Task requirements:
Write out all of the lines in the items below as a numbered list, skipping any blank lines. Leave the pictures out of your answer.

*-*-*

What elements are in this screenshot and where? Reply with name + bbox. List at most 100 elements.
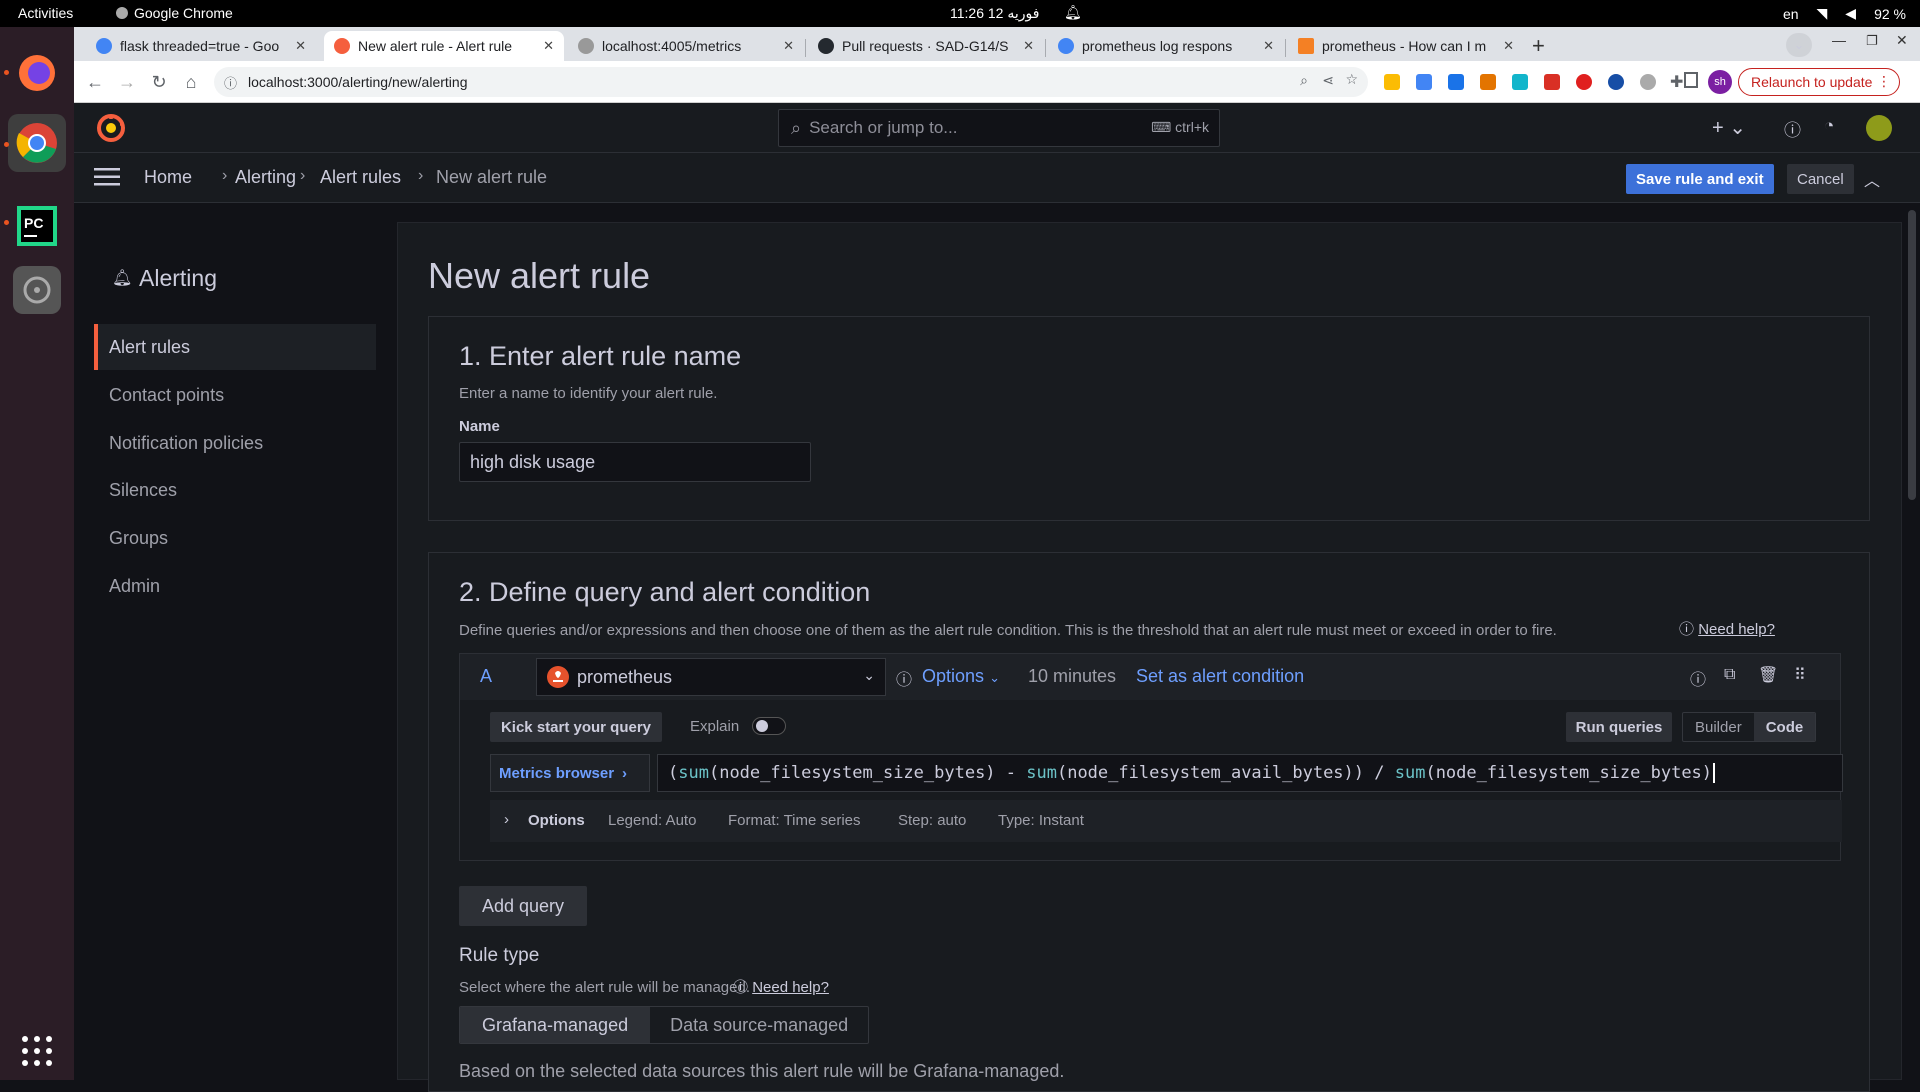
code-mode-button[interactable]: Code xyxy=(1753,713,1816,741)
menu-hamburger-icon[interactable] xyxy=(94,167,120,192)
add-new-icon[interactable]: + ⌄ xyxy=(1712,115,1746,140)
close-icon[interactable]: ✕ xyxy=(1263,38,1274,54)
forward-icon[interactable]: → xyxy=(116,71,138,93)
address-bar[interactable]: ⓘ localhost:3000/alerting/new/alerting ⌕… xyxy=(214,67,1368,97)
extension-icon[interactable] xyxy=(1512,74,1528,90)
promql-text-token: (node_filesystem_size_bytes) - xyxy=(708,763,1027,783)
sidepanel-icon[interactable] xyxy=(1684,72,1698,88)
sidebar-item-groups[interactable]: Groups xyxy=(109,528,168,549)
profile-avatar[interactable]: sh xyxy=(1708,70,1732,94)
home-icon[interactable]: ⌂ xyxy=(180,71,202,93)
trash-icon[interactable]: 🗑︎ xyxy=(1758,665,1778,685)
firefox-icon[interactable] xyxy=(13,49,61,97)
add-query-button[interactable]: Add query xyxy=(459,886,587,926)
breadcrumb-alert-rules[interactable]: Alert rules xyxy=(320,167,401,188)
extension-icon[interactable] xyxy=(1384,74,1400,90)
promql-code-editor[interactable]: (sum (node_filesystem_size_bytes) - sum (n… xyxy=(657,754,1843,792)
browser-tab-active[interactable]: New alert rule - Alert rule ✕ xyxy=(324,31,564,61)
kick-start-query-button[interactable]: Kick start your query xyxy=(490,712,662,742)
back-icon[interactable]: ← xyxy=(84,71,106,93)
apps-grid-icon[interactable] xyxy=(13,1027,61,1075)
promql-text-token: ( xyxy=(668,763,679,783)
explain-toggle[interactable] xyxy=(752,717,786,735)
page-title: New alert rule xyxy=(428,255,651,296)
set-alert-condition-button[interactable]: Set as alert condition xyxy=(1136,666,1304,687)
browser-toolbar: ← → ↻ ⌂ ⓘ localhost:3000/alerting/new/al… xyxy=(74,61,1920,103)
sidebar-item-contact-points[interactable]: Contact points xyxy=(109,385,224,406)
grafana-managed-option[interactable]: Grafana-managed xyxy=(460,1007,651,1043)
info-icon: ⓘ xyxy=(896,672,913,689)
sidebar-item-alert-rules[interactable]: Alert rules xyxy=(109,337,190,358)
user-avatar[interactable] xyxy=(1866,115,1892,141)
rule-name-input[interactable]: high disk usage xyxy=(459,442,811,482)
help-icon[interactable]: ⓘ xyxy=(1690,666,1706,690)
extension-icon[interactable] xyxy=(1640,74,1656,90)
new-tab-icon[interactable]: + xyxy=(1532,33,1545,59)
share-icon[interactable]: ⋖ xyxy=(1322,72,1334,89)
help-icon: ⓘ xyxy=(733,979,749,996)
close-icon[interactable]: ✕ xyxy=(1503,38,1514,54)
browser-tab[interactable]: flask threaded=true - Goo ✕ xyxy=(86,31,316,61)
translate-extension-icon[interactable] xyxy=(1416,74,1432,90)
maximize-icon[interactable]: ❐ xyxy=(1866,33,1878,49)
breadcrumb-alerting[interactable]: Alerting xyxy=(223,167,296,188)
metrics-browser-label: Metrics browser xyxy=(499,764,615,782)
datasource-managed-option[interactable]: Data source-managed xyxy=(650,1007,868,1043)
news-rss-icon[interactable]: ◔ xyxy=(1824,116,1834,136)
minimize-icon[interactable]: — xyxy=(1832,32,1846,48)
app-menu[interactable]: Google Chrome xyxy=(116,5,233,21)
pycharm-icon[interactable]: PC xyxy=(13,202,61,250)
page-scrollbar[interactable] xyxy=(1908,210,1916,500)
query-ref-id[interactable]: A xyxy=(480,666,492,687)
browser-tab[interactable]: localhost:4005/metrics ✕ xyxy=(568,31,804,61)
browser-tab[interactable]: prometheus - How can I m ✕ xyxy=(1288,31,1524,61)
lang-indicator[interactable]: en xyxy=(1783,6,1799,22)
drag-handle-icon[interactable]: ⠿ xyxy=(1794,665,1806,685)
activities-button[interactable]: Activities xyxy=(18,5,73,21)
site-info-icon[interactable]: ⓘ xyxy=(224,73,237,92)
tab-search-icon[interactable]: ⌄ xyxy=(1786,33,1812,57)
extension-icon[interactable] xyxy=(1544,74,1560,90)
builder-mode-button[interactable]: Builder xyxy=(1683,713,1754,741)
browser-tab[interactable]: prometheus log respons ✕ xyxy=(1048,31,1284,61)
battery-level[interactable]: 92 % xyxy=(1874,6,1906,22)
relaunch-button[interactable]: Relaunch to update ⋮ xyxy=(1738,68,1900,96)
close-icon[interactable]: ✕ xyxy=(543,38,554,54)
opera-extension-icon[interactable] xyxy=(1576,74,1592,90)
breadcrumb-home[interactable]: Home xyxy=(144,167,192,188)
datasource-picker[interactable]: prometheus ⌄ xyxy=(536,658,886,696)
chevron-up-icon[interactable]: ︿ xyxy=(1864,167,1880,191)
cancel-button[interactable]: Cancel xyxy=(1787,164,1854,194)
grafana-logo-icon[interactable] xyxy=(96,113,126,148)
sidebar-item-admin[interactable]: Admin xyxy=(109,576,160,597)
metrics-browser-button[interactable]: Metrics browser › xyxy=(490,754,650,792)
query-options-row[interactable]: › Options Legend: Auto Format: Time seri… xyxy=(490,800,1842,842)
query-options-toggle[interactable]: Options ⌄ xyxy=(922,666,1000,687)
clock[interactable]: 11:26 12 فوريه xyxy=(950,5,1039,22)
duplicate-icon[interactable]: ⧉ xyxy=(1724,666,1735,684)
extension-icon[interactable] xyxy=(1480,74,1496,90)
zoom-icon[interactable]: ⌕ xyxy=(1300,72,1308,89)
close-icon[interactable]: ✕ xyxy=(295,38,306,54)
close-icon[interactable]: ✕ xyxy=(1023,38,1034,54)
reload-icon[interactable]: ↻ xyxy=(148,71,170,93)
close-icon[interactable]: ✕ xyxy=(783,38,794,54)
rule-type-help-link[interactable]: ⓘ Need help? xyxy=(733,976,829,997)
search-icon: ⌕ xyxy=(791,117,802,138)
sidebar-item-notification-policies[interactable]: Notification policies xyxy=(109,433,263,454)
chrome-icon[interactable] xyxy=(8,114,66,172)
save-rule-and-exit-button[interactable]: Save rule and exit xyxy=(1626,164,1774,194)
sidebar-item-silences[interactable]: Silences xyxy=(109,480,177,501)
extension-icon[interactable] xyxy=(1608,74,1624,90)
section-title: Alerting xyxy=(139,265,217,291)
close-window-icon[interactable]: ✕ xyxy=(1896,32,1908,49)
bookmark-star-icon[interactable]: ☆ xyxy=(1345,71,1358,88)
help-link[interactable]: ⓘ Need help? xyxy=(1679,618,1775,639)
help-icon[interactable]: ⓘ xyxy=(1784,116,1801,141)
browser-tab[interactable]: Pull requests · SAD-G14/S ✕ xyxy=(808,31,1044,61)
search-input[interactable]: ⌕ Search or jump to... ⌨ ctrl+k xyxy=(778,109,1220,147)
extension-icon[interactable] xyxy=(1448,74,1464,90)
run-queries-button[interactable]: Run queries xyxy=(1566,712,1672,742)
extensions-puzzle-icon[interactable]: ✚ xyxy=(1670,72,1683,92)
disk-icon[interactable] xyxy=(13,266,61,314)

*-*-*

Result of this exercise:
1. What elements are in this screenshot and where? Reply with name + bbox. List at most 100 elements.
2. code-mode-button[interactable]: Code xyxy=(1753,713,1816,741)
3. menu-hamburger-icon[interactable] xyxy=(94,167,120,192)
4. add-new-icon[interactable]: + ⌄ xyxy=(1712,115,1746,140)
5. close-icon[interactable]: ✕ xyxy=(1263,38,1274,54)
6. forward-icon[interactable]: → xyxy=(116,71,138,93)
7. address-bar[interactable]: ⓘ localhost:3000/alerting/new/alerting ⌕… xyxy=(214,67,1368,97)
8. extension-icon[interactable] xyxy=(1512,74,1528,90)
9. promql-text-token: (node_filesystem_size_bytes) - xyxy=(708,763,1027,783)
10. sidepanel-icon[interactable] xyxy=(1684,72,1698,88)
11. sidebar-item-groups[interactable]: Groups xyxy=(109,528,168,549)
12. profile-avatar[interactable]: sh xyxy=(1708,70,1732,94)
13. home-icon[interactable]: ⌂ xyxy=(180,71,202,93)
14. trash-icon[interactable]: 🗑︎ xyxy=(1758,665,1778,685)
15. firefox-icon[interactable] xyxy=(13,49,61,97)
16. add-query-button[interactable]: Add query xyxy=(459,886,587,926)
17. breadcrumb-alert-rules[interactable]: Alert rules xyxy=(320,167,401,188)
18. extension-icon[interactable] xyxy=(1384,74,1400,90)
19. promql-code-editor[interactable]: (sum (node_filesystem_size_bytes) - sum (n… xyxy=(657,754,1843,792)
20. browser-tab-active[interactable]: New alert rule - Alert rule ✕ xyxy=(324,31,564,61)
21. kick-start-query-button[interactable]: Kick start your query xyxy=(490,712,662,742)
22. back-icon[interactable]: ← xyxy=(84,71,106,93)
23. apps-grid-icon[interactable] xyxy=(13,1027,61,1075)
24. promql-text-token: ( xyxy=(668,763,679,783)
25. explain-toggle[interactable] xyxy=(752,717,786,735)
26. page-title: New alert rule xyxy=(428,255,651,296)
27. set-alert-condition-button[interactable]: Set as alert condition xyxy=(1136,666,1304,687)
28. browser-toolbar: ← → ↻ ⌂ ⓘ localhost:3000/alerting/new/al… xyxy=(74,61,1920,103)
29. sidebar-item-contact-points[interactable]: Contact points xyxy=(109,385,224,406)
30. grafana-managed-option[interactable]: Grafana-managed xyxy=(460,1007,651,1043)
31. info-icon: ⓘ xyxy=(896,672,913,689)
32. sidebar-item-alert-rules[interactable]: Alert rules xyxy=(109,337,190,358)
33. user-avatar[interactable] xyxy=(1866,115,1892,141)
34. rule-name-input[interactable]: high disk usage xyxy=(459,442,811,482)
35. help-icon[interactable]: ⓘ xyxy=(1690,666,1706,690)
36. extension-icon[interactable] xyxy=(1640,74,1656,90)
37. new-tab-icon[interactable]: + xyxy=(1532,33,1545,59)
38. share-icon[interactable]: ⋖ xyxy=(1322,72,1334,89)
39. help-icon: ⓘ xyxy=(733,979,749,996)
40. close-icon[interactable]: ✕ xyxy=(1503,38,1514,54)
41. browser-tab[interactable]: flask threaded=true - Goo ✕ xyxy=(86,31,316,61)
42. translate-extension-icon[interactable] xyxy=(1416,74,1432,90)
43. maximize-icon[interactable]: ❐ xyxy=(1866,33,1878,49)
44. breadcrumb-alerting[interactable]: Alerting xyxy=(223,167,296,188)
45. metrics-browser-label: Metrics browser xyxy=(499,764,615,782)
46. datasource-managed-option[interactable]: Data source-managed xyxy=(650,1007,868,1043)
47. news-rss-icon[interactable]: ◔ xyxy=(1824,116,1834,136)
48. minimize-icon[interactable]: — xyxy=(1832,32,1846,48)
49. app-menu[interactable]: Google Chrome xyxy=(116,5,233,21)
50. pycharm-icon[interactable]: PC xyxy=(13,202,61,250)
51. page-scrollbar[interactable] xyxy=(1908,210,1916,500)
52. query-ref-id[interactable]: A xyxy=(480,666,492,687)
53. browser-tab[interactable]: localhost:4005/metrics ✕ xyxy=(568,31,804,61)
54. browser-tab[interactable]: prometheus - How can I m ✕ xyxy=(1288,31,1524,61)
55. lang-indicator[interactable]: en xyxy=(1783,6,1799,22)
56. drag-handle-icon[interactable]: ⠿ xyxy=(1794,665,1806,685)
57. activities-button[interactable]: Activities xyxy=(18,5,73,21)
58. site-info-icon[interactable]: ⓘ xyxy=(224,73,237,92)
59. tab-search-icon[interactable]: ⌄ xyxy=(1786,33,1812,57)
60. extension-icon[interactable] xyxy=(1544,74,1560,90)
61. builder-mode-button[interactable]: Builder xyxy=(1683,713,1754,741)
62. browser-tab[interactable]: prometheus log respons ✕ xyxy=(1048,31,1284,61)
63. battery-level[interactable]: 92 % xyxy=(1874,6,1906,22)
64. relaunch-button[interactable]: Relaunch to update ⋮ xyxy=(1738,68,1900,96)
65. close-icon[interactable]: ✕ xyxy=(543,38,554,54)
66. opera-extension-icon[interactable] xyxy=(1576,74,1592,90)
67. breadcrumb-home[interactable]: Home xyxy=(144,167,192,188)
68. datasource-picker[interactable]: prometheus ⌄ xyxy=(536,658,886,696)
69. chevron-up-icon[interactable]: ︿ xyxy=(1864,167,1880,191)
70. cancel-button[interactable]: Cancel xyxy=(1787,164,1854,194)
71. grafana-logo-icon[interactable] xyxy=(96,113,126,148)
72. sidebar-item-admin[interactable]: Admin xyxy=(109,576,160,597)
73. metrics-browser-button[interactable]: Metrics browser › xyxy=(490,754,650,792)
74. query-options-row[interactable]: › Options Legend: Auto Format: Time seri… xyxy=(490,800,1842,842)
75. query-options-toggle[interactable]: Options ⌄ xyxy=(922,666,1000,687)
76. clock[interactable]: 11:26 12 فوريه xyxy=(950,5,1039,22)
77. duplicate-icon[interactable]: ⧉ xyxy=(1724,666,1735,684)
78. extension-icon[interactable] xyxy=(1480,74,1496,90)
79. zoom-icon[interactable]: ⌕ xyxy=(1300,72,1308,89)
80. close-icon[interactable]: ✕ xyxy=(295,38,306,54)
81. close-icon[interactable]: ✕ xyxy=(1023,38,1034,54)
82. reload-icon[interactable]: ↻ xyxy=(148,71,170,93)
83. close-icon[interactable]: ✕ xyxy=(783,38,794,54)
84. rule-type-help-link[interactable]: ⓘ Need help? xyxy=(733,976,829,997)
85. search-icon: ⌕ xyxy=(791,117,802,138)
86. sidebar-item-notification-policies[interactable]: Notification policies xyxy=(109,433,263,454)
87. chrome-icon[interactable] xyxy=(8,114,66,172)
88. save-rule-and-exit-button[interactable]: Save rule and exit xyxy=(1626,164,1774,194)
89. sidebar-item-silences[interactable]: Silences xyxy=(109,480,177,501)
90. extension-icon[interactable] xyxy=(1608,74,1624,90)
91. section-title: Alerting xyxy=(139,265,217,291)
92. close-window-icon[interactable]: ✕ xyxy=(1896,32,1908,49)
93. bookmark-star-icon[interactable]: ☆ xyxy=(1345,71,1358,88)
94. help-link[interactable]: ⓘ Need help? xyxy=(1679,618,1775,639)
95. help-icon[interactable]: ⓘ xyxy=(1784,116,1801,141)
96. browser-tab[interactable]: Pull requests · SAD-G14/S ✕ xyxy=(808,31,1044,61)
97. search-input[interactable]: ⌕ Search or jump to... ⌨ ctrl+k xyxy=(778,109,1220,147)
98. extension-icon[interactable] xyxy=(1448,74,1464,90)
99. run-queries-button[interactable]: Run queries xyxy=(1566,712,1672,742)
100. extensions-puzzle-icon[interactable]: ✚ xyxy=(1670,72,1683,92)
101. disk-icon[interactable] xyxy=(13,266,61,314)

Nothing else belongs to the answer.